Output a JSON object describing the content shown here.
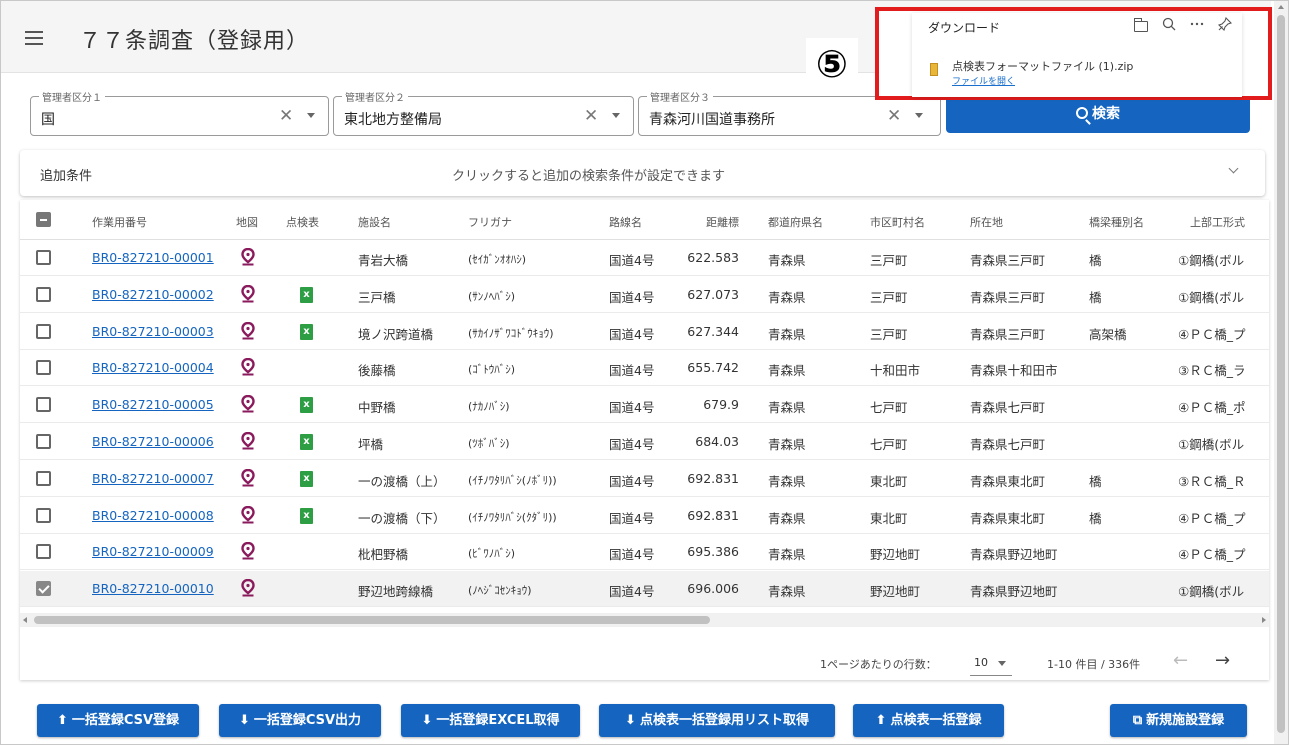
{
  "header": {
    "title": "７７条調査（登録用）"
  },
  "annotation": {
    "step_number": "⑤"
  },
  "download_panel": {
    "title": "ダウンロード",
    "icons": [
      "folder-icon",
      "search-icon",
      "more-icon",
      "pin-icon"
    ],
    "file_name": "点検表フォーマットファイル (1).zip",
    "open_link": "ファイルを開く"
  },
  "filters": {
    "field1": {
      "label": "管理者区分１",
      "value": "国"
    },
    "field2": {
      "label": "管理者区分２",
      "value": "東北地方整備局"
    },
    "field3": {
      "label": "管理者区分３",
      "value": "青森河川国道事務所"
    },
    "search_button": "検索"
  },
  "additional_conditions": {
    "label": "追加条件",
    "hint": "クリックすると追加の検索条件が設定できます"
  },
  "table": {
    "headers": {
      "id": "作業用番号",
      "map": "地図",
      "inspection": "点検表",
      "facility": "施設名",
      "furigana": "フリガナ",
      "route": "路線名",
      "distance": "距離標",
      "prefecture": "都道府県名",
      "city": "市区町村名",
      "location": "所在地",
      "bridge_type": "橋梁種別名",
      "structure": "上部工形式"
    },
    "rows": [
      {
        "id": "BR0-827210-00001",
        "has_sheet": false,
        "facility": "青岩大橋",
        "furigana": "(ｾｲｶﾞﾝｵｵﾊｼ)",
        "route": "国道4号",
        "distance": "622.583",
        "prefecture": "青森県",
        "city": "三戸町",
        "location": "青森県三戸町",
        "bridge_type": "橋",
        "structure": "①鋼橋(ボル",
        "checked": false
      },
      {
        "id": "BR0-827210-00002",
        "has_sheet": true,
        "facility": "三戸橋",
        "furigana": "(ｻﾝﾉﾍﾊﾞｼ)",
        "route": "国道4号",
        "distance": "627.073",
        "prefecture": "青森県",
        "city": "三戸町",
        "location": "青森県三戸町",
        "bridge_type": "橋",
        "structure": "①鋼橋(ボル",
        "checked": false
      },
      {
        "id": "BR0-827210-00003",
        "has_sheet": true,
        "facility": "境ノ沢跨道橋",
        "furigana": "(ｻｶｲﾉｻﾞﾜｺﾄﾞｳｷｮｳ)",
        "route": "国道4号",
        "distance": "627.344",
        "prefecture": "青森県",
        "city": "三戸町",
        "location": "青森県三戸町",
        "bridge_type": "高架橋",
        "structure": "④ＰＣ橋_プ",
        "checked": false
      },
      {
        "id": "BR0-827210-00004",
        "has_sheet": false,
        "facility": "後藤橋",
        "furigana": "(ｺﾞﾄｳﾊﾞｼ)",
        "route": "国道4号",
        "distance": "655.742",
        "prefecture": "青森県",
        "city": "十和田市",
        "location": "青森県十和田市",
        "bridge_type": "",
        "structure": "③ＲＣ橋_ラ",
        "checked": false
      },
      {
        "id": "BR0-827210-00005",
        "has_sheet": true,
        "facility": "中野橋",
        "furigana": "(ﾅｶﾉﾊﾞｼ)",
        "route": "国道4号",
        "distance": "679.9",
        "prefecture": "青森県",
        "city": "七戸町",
        "location": "青森県七戸町",
        "bridge_type": "",
        "structure": "④ＰＣ橋_ポ",
        "checked": false
      },
      {
        "id": "BR0-827210-00006",
        "has_sheet": true,
        "facility": "坪橋",
        "furigana": "(ﾂﾎﾞﾊﾞｼ)",
        "route": "国道4号",
        "distance": "684.03",
        "prefecture": "青森県",
        "city": "七戸町",
        "location": "青森県七戸町",
        "bridge_type": "",
        "structure": "①鋼橋(ボル",
        "checked": false
      },
      {
        "id": "BR0-827210-00007",
        "has_sheet": true,
        "facility": "一の渡橋（上）",
        "furigana": "(ｲﾁﾉﾜﾀﾘﾊﾞｼ(ﾉﾎﾞﾘ))",
        "route": "国道4号",
        "distance": "692.831",
        "prefecture": "青森県",
        "city": "東北町",
        "location": "青森県東北町",
        "bridge_type": "橋",
        "structure": "③ＲＣ橋_Ｒ",
        "checked": false
      },
      {
        "id": "BR0-827210-00008",
        "has_sheet": true,
        "facility": "一の渡橋（下）",
        "furigana": "(ｲﾁﾉﾜﾀﾘﾊﾞｼ(ｸﾀﾞﾘ))",
        "route": "国道4号",
        "distance": "692.831",
        "prefecture": "青森県",
        "city": "東北町",
        "location": "青森県東北町",
        "bridge_type": "橋",
        "structure": "④ＰＣ橋_プ",
        "checked": false
      },
      {
        "id": "BR0-827210-00009",
        "has_sheet": false,
        "facility": "枇杷野橋",
        "furigana": "(ﾋﾞﾜﾉﾊﾞｼ)",
        "route": "国道4号",
        "distance": "695.386",
        "prefecture": "青森県",
        "city": "野辺地町",
        "location": "青森県野辺地町",
        "bridge_type": "",
        "structure": "④ＰＣ橋_プ",
        "checked": false
      },
      {
        "id": "BR0-827210-00010",
        "has_sheet": false,
        "facility": "野辺地跨線橋",
        "furigana": "(ﾉﾍｼﾞｺｾﾝｷｮｳ)",
        "route": "国道4号",
        "distance": "696.006",
        "prefecture": "青森県",
        "city": "野辺地町",
        "location": "青森県野辺地町",
        "bridge_type": "",
        "structure": "①鋼橋(ボル",
        "checked": true
      }
    ]
  },
  "pagination": {
    "rows_per_page_label": "1ページあたりの行数：",
    "rows_per_page": "10",
    "range": "1-10 件目 / 336件",
    "prev": "←",
    "next": "→"
  },
  "buttons": {
    "bulk_csv_register": "一括登録CSV登録",
    "bulk_csv_export": "一括登録CSV出力",
    "bulk_excel_get": "一括登録EXCEL取得",
    "inspection_list_get": "点検表一括登録用リスト取得",
    "inspection_bulk_register": "点検表一括登録",
    "new_facility": "新規施設登録"
  },
  "colors": {
    "primary": "#1565c0",
    "highlight_border": "#e21c1c",
    "map_pin": "#8a1a5c",
    "excel": "#2e9e45"
  }
}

+ + +

Requirement:
Print out every entry above without changing a word, and leave out the pictures.

Full response:
Output a JSON object describing the content shown here.
{
  "header": {
    "title": "７７条調査（登録用）"
  },
  "annotation": {
    "step_number": "⑤"
  },
  "download_panel": {
    "title": "ダウンロード",
    "icons": [
      "folder-icon",
      "search-icon",
      "more-icon",
      "pin-icon"
    ],
    "file_name": "点検表フォーマットファイル (1).zip",
    "open_link": "ファイルを開く"
  },
  "filters": {
    "field1": {
      "label": "管理者区分１",
      "value": "国"
    },
    "field2": {
      "label": "管理者区分２",
      "value": "東北地方整備局"
    },
    "field3": {
      "label": "管理者区分３",
      "value": "青森河川国道事務所"
    },
    "search_button": "検索"
  },
  "additional_conditions": {
    "label": "追加条件",
    "hint": "クリックすると追加の検索条件が設定できます"
  },
  "table": {
    "headers": {
      "id": "作業用番号",
      "map": "地図",
      "inspection": "点検表",
      "facility": "施設名",
      "furigana": "フリガナ",
      "route": "路線名",
      "distance": "距離標",
      "prefecture": "都道府県名",
      "city": "市区町村名",
      "location": "所在地",
      "bridge_type": "橋梁種別名",
      "structure": "上部工形式"
    },
    "rows": [
      {
        "id": "BR0-827210-00001",
        "has_sheet": false,
        "facility": "青岩大橋",
        "furigana": "(ｾｲｶﾞﾝｵｵﾊｼ)",
        "route": "国道4号",
        "distance": "622.583",
        "prefecture": "青森県",
        "city": "三戸町",
        "location": "青森県三戸町",
        "bridge_type": "橋",
        "structure": "①鋼橋(ボル",
        "checked": false
      },
      {
        "id": "BR0-827210-00002",
        "has_sheet": true,
        "facility": "三戸橋",
        "furigana": "(ｻﾝﾉﾍﾊﾞｼ)",
        "route": "国道4号",
        "distance": "627.073",
        "prefecture": "青森県",
        "city": "三戸町",
        "location": "青森県三戸町",
        "bridge_type": "橋",
        "structure": "①鋼橋(ボル",
        "checked": false
      },
      {
        "id": "BR0-827210-00003",
        "has_sheet": true,
        "facility": "境ノ沢跨道橋",
        "furigana": "(ｻｶｲﾉｻﾞﾜｺﾄﾞｳｷｮｳ)",
        "route": "国道4号",
        "distance": "627.344",
        "prefecture": "青森県",
        "city": "三戸町",
        "location": "青森県三戸町",
        "bridge_type": "高架橋",
        "structure": "④ＰＣ橋_プ",
        "checked": false
      },
      {
        "id": "BR0-827210-00004",
        "has_sheet": false,
        "facility": "後藤橋",
        "furigana": "(ｺﾞﾄｳﾊﾞｼ)",
        "route": "国道4号",
        "distance": "655.742",
        "prefecture": "青森県",
        "city": "十和田市",
        "location": "青森県十和田市",
        "bridge_type": "",
        "structure": "③ＲＣ橋_ラ",
        "checked": false
      },
      {
        "id": "BR0-827210-00005",
        "has_sheet": true,
        "facility": "中野橋",
        "furigana": "(ﾅｶﾉﾊﾞｼ)",
        "route": "国道4号",
        "distance": "679.9",
        "prefecture": "青森県",
        "city": "七戸町",
        "location": "青森県七戸町",
        "bridge_type": "",
        "structure": "④ＰＣ橋_ポ",
        "checked": false
      },
      {
        "id": "BR0-827210-00006",
        "has_sheet": true,
        "facility": "坪橋",
        "furigana": "(ﾂﾎﾞﾊﾞｼ)",
        "route": "国道4号",
        "distance": "684.03",
        "prefecture": "青森県",
        "city": "七戸町",
        "location": "青森県七戸町",
        "bridge_type": "",
        "structure": "①鋼橋(ボル",
        "checked": false
      },
      {
        "id": "BR0-827210-00007",
        "has_sheet": true,
        "facility": "一の渡橋（上）",
        "furigana": "(ｲﾁﾉﾜﾀﾘﾊﾞｼ(ﾉﾎﾞﾘ))",
        "route": "国道4号",
        "distance": "692.831",
        "prefecture": "青森県",
        "city": "東北町",
        "location": "青森県東北町",
        "bridge_type": "橋",
        "structure": "③ＲＣ橋_Ｒ",
        "checked": false
      },
      {
        "id": "BR0-827210-00008",
        "has_sheet": true,
        "facility": "一の渡橋（下）",
        "furigana": "(ｲﾁﾉﾜﾀﾘﾊﾞｼ(ｸﾀﾞﾘ))",
        "route": "国道4号",
        "distance": "692.831",
        "prefecture": "青森県",
        "city": "東北町",
        "location": "青森県東北町",
        "bridge_type": "橋",
        "structure": "④ＰＣ橋_プ",
        "checked": false
      },
      {
        "id": "BR0-827210-00009",
        "has_sheet": false,
        "facility": "枇杷野橋",
        "furigana": "(ﾋﾞﾜﾉﾊﾞｼ)",
        "route": "国道4号",
        "distance": "695.386",
        "prefecture": "青森県",
        "city": "野辺地町",
        "location": "青森県野辺地町",
        "bridge_type": "",
        "structure": "④ＰＣ橋_プ",
        "checked": false
      },
      {
        "id": "BR0-827210-00010",
        "has_sheet": false,
        "facility": "野辺地跨線橋",
        "furigana": "(ﾉﾍｼﾞｺｾﾝｷｮｳ)",
        "route": "国道4号",
        "distance": "696.006",
        "prefecture": "青森県",
        "city": "野辺地町",
        "location": "青森県野辺地町",
        "bridge_type": "",
        "structure": "①鋼橋(ボル",
        "checked": true
      }
    ]
  },
  "pagination": {
    "rows_per_page_label": "1ページあたりの行数：",
    "rows_per_page": "10",
    "range": "1-10 件目 / 336件",
    "prev": "←",
    "next": "→"
  },
  "buttons": {
    "bulk_csv_register": "一括登録CSV登録",
    "bulk_csv_export": "一括登録CSV出力",
    "bulk_excel_get": "一括登録EXCEL取得",
    "inspection_list_get": "点検表一括登録用リスト取得",
    "inspection_bulk_register": "点検表一括登録",
    "new_facility": "新規施設登録"
  },
  "colors": {
    "primary": "#1565c0",
    "highlight_border": "#e21c1c",
    "map_pin": "#8a1a5c",
    "excel": "#2e9e45"
  }
}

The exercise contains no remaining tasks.